» **AIM**: Look through the data below and work out how many lines contain the string "一经发现". Give the number alone.

» **TASK MATERIAL**:
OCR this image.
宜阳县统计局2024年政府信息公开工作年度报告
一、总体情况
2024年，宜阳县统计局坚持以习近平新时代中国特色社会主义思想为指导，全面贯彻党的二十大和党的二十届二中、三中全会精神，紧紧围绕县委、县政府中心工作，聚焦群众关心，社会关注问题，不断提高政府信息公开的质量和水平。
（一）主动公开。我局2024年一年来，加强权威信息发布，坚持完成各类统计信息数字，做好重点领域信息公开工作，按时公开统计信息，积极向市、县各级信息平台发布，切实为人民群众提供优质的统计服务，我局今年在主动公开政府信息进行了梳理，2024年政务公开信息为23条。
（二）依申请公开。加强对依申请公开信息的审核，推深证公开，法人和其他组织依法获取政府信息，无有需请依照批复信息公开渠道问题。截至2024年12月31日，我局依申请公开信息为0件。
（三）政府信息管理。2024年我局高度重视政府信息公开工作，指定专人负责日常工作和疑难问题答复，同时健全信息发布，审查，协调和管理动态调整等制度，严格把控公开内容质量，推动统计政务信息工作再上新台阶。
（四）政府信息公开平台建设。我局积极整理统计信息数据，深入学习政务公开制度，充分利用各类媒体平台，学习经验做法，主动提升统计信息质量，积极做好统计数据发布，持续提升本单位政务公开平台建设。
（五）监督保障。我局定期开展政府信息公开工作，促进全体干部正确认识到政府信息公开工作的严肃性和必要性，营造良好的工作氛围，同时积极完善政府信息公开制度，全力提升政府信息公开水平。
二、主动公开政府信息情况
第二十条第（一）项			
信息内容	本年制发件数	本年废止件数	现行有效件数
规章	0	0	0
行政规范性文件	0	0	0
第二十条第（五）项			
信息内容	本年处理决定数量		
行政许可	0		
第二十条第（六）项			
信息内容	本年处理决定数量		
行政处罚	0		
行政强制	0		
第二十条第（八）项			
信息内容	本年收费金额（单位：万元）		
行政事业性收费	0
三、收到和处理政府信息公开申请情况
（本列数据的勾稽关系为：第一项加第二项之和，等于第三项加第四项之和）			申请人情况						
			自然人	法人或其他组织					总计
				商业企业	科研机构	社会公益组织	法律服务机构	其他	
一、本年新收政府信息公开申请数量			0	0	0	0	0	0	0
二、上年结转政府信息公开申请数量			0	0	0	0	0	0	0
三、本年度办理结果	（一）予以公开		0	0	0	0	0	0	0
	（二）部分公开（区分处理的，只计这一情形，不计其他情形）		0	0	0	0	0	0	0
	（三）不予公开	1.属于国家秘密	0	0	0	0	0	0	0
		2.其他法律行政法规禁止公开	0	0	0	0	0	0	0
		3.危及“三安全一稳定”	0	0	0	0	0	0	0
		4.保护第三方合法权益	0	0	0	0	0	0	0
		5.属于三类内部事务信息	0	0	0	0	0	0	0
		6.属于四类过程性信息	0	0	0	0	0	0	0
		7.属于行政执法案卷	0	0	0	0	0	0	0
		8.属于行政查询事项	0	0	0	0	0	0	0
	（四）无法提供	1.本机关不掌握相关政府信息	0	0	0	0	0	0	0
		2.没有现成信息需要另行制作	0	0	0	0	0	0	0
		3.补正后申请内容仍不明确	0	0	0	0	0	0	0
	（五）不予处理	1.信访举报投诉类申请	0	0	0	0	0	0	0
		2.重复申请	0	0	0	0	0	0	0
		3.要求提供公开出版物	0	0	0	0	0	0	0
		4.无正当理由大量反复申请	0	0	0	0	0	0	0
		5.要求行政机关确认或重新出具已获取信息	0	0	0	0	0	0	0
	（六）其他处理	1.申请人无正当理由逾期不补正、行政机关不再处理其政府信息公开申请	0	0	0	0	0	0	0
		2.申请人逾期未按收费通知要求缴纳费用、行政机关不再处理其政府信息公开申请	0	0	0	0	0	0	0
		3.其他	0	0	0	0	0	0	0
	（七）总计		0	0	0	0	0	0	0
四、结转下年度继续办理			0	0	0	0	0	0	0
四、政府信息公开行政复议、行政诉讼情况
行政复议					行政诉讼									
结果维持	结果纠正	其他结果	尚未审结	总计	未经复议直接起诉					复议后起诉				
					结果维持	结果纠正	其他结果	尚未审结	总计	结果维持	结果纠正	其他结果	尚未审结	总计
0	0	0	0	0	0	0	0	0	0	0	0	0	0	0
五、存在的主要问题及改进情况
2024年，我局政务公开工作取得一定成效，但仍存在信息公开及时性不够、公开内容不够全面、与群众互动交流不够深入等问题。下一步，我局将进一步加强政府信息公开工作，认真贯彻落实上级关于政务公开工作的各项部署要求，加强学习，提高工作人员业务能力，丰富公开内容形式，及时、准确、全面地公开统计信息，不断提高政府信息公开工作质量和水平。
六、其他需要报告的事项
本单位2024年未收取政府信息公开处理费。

* * *

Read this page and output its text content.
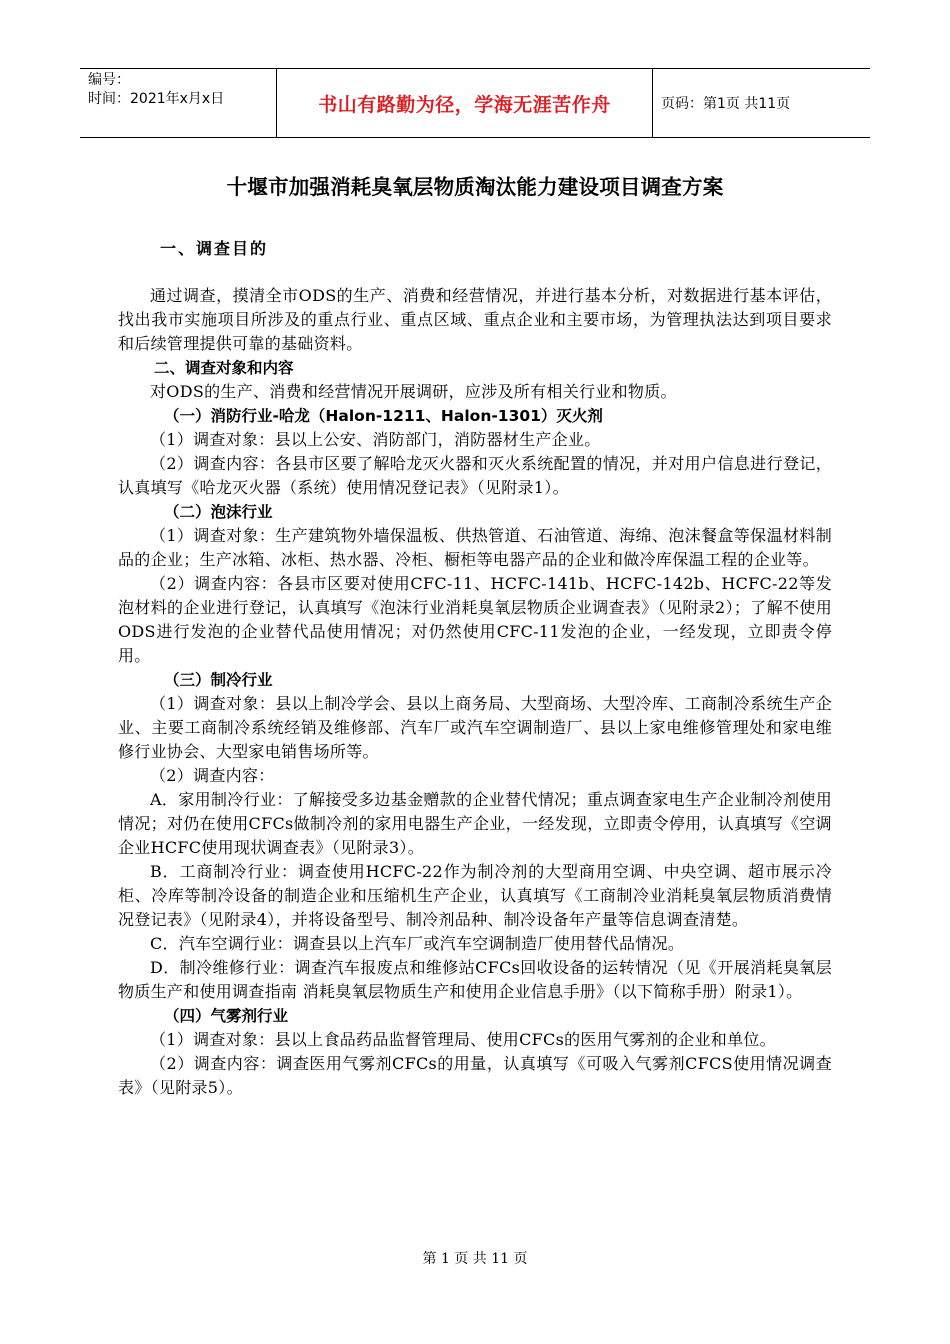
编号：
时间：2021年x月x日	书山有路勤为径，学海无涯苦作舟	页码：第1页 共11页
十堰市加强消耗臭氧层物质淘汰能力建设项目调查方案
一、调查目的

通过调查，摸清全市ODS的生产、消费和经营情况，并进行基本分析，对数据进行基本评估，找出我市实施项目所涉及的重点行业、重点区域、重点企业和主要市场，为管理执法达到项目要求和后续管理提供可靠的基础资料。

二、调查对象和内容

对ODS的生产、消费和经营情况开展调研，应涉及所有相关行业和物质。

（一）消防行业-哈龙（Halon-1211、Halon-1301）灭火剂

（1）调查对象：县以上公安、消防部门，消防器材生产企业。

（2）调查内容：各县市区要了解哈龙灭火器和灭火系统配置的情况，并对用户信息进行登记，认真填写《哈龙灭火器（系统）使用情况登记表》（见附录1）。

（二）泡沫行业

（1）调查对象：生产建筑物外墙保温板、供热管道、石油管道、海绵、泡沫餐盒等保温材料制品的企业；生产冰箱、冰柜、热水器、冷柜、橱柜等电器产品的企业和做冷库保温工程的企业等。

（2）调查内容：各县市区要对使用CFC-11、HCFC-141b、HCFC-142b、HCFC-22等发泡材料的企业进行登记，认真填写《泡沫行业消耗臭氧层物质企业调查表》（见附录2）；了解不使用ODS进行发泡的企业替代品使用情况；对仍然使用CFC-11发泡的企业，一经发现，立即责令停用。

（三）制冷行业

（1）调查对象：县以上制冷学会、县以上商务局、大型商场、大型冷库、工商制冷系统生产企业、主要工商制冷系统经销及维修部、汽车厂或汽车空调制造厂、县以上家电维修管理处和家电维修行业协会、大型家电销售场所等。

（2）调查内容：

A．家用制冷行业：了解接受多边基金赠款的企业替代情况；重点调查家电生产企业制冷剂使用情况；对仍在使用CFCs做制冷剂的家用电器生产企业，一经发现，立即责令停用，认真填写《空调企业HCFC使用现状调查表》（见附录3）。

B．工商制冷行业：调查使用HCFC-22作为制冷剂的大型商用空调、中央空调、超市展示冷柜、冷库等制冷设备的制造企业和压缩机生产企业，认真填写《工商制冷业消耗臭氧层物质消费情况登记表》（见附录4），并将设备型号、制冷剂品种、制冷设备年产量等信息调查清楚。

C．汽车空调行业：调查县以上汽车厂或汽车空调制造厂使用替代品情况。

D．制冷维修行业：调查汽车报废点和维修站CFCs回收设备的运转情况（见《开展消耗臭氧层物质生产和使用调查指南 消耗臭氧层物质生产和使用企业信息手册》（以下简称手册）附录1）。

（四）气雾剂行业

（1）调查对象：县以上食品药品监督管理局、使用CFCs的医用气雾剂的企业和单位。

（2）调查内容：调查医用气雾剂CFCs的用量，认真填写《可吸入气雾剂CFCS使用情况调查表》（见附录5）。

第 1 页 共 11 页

...

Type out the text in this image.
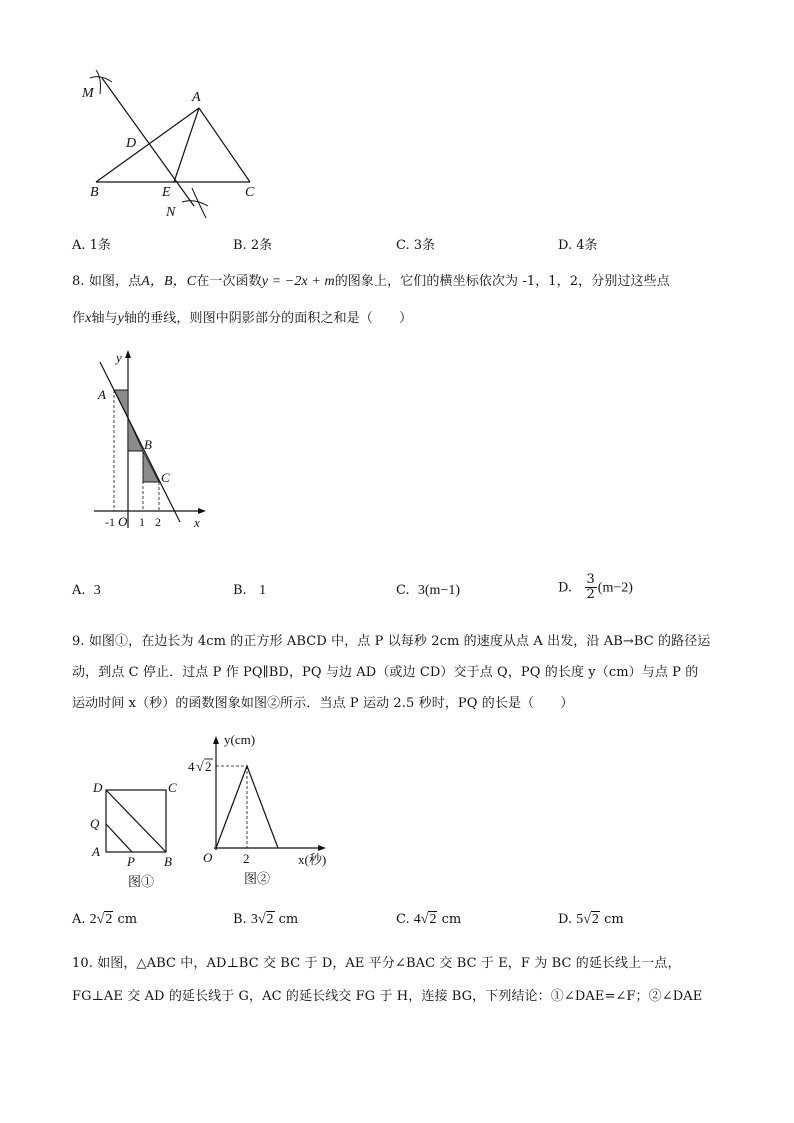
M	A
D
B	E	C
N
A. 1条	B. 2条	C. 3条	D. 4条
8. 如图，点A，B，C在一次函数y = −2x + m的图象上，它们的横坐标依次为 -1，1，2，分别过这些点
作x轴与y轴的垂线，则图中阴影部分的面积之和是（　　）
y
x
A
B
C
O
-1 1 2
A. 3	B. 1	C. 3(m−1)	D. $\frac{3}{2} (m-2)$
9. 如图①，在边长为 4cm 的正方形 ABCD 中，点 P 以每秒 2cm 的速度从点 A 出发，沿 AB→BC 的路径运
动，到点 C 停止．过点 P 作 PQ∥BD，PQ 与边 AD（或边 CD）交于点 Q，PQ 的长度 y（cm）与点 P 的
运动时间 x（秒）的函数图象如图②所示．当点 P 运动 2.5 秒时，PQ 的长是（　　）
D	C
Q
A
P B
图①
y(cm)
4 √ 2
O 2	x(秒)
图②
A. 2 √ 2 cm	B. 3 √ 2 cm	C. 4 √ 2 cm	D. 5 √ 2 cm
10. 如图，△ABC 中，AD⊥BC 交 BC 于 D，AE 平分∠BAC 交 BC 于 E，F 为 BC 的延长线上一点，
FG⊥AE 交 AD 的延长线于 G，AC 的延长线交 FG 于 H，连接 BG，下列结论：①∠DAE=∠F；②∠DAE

» **SOLUTION FOR THIS PROBLEM**: 2